### [Supplied entries]

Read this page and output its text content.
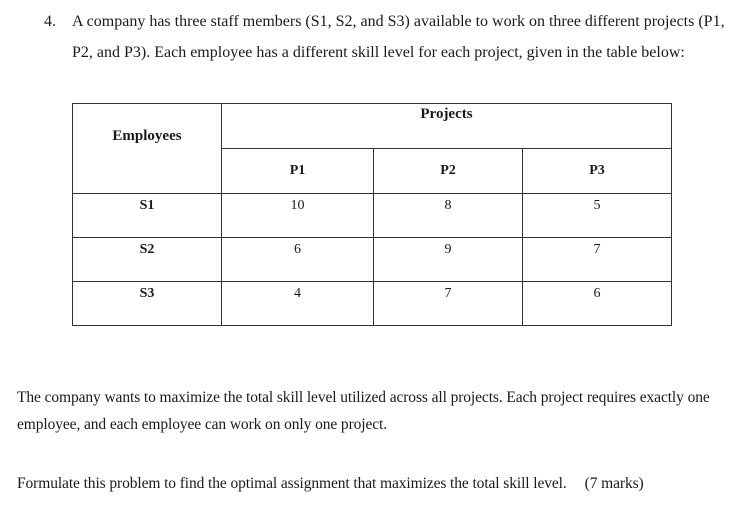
4. A company has three staff members (S1, S2, and S3) available to work on three different projects (P1, P2, and P3). Each employee has a different skill level for each project, given in the table below:
Employees	Projects		
	P1	P2	P3
S1	10	8	5
S2	6	9	7
S3	4	7	6
The company wants to maximize the total skill level utilized across all projects. Each project requires exactly one employee, and each employee can work on only one project.
Formulate this problem to find the optimal assignment that maximizes the total skill level. (7 marks)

### [What the task requires]
Quote the entries in full. Any image among them is to be omitted from the copy.

### [The output]
Read this page and output its text content.
4. A company has three staff members (S1, S2, and S3) available to work on three different projects (P1, P2, and P3). Each employee has a different skill level for each project, given in the table below:
Employees	Projects		
	P1	P2	P3
S1	10	8	5
S2	6	9	7
S3	4	7	6
The company wants to maximize the total skill level utilized across all projects. Each project requires exactly one employee, and each employee can work on only one project.
Formulate this problem to find the optimal assignment that maximizes the total skill level. (7 marks)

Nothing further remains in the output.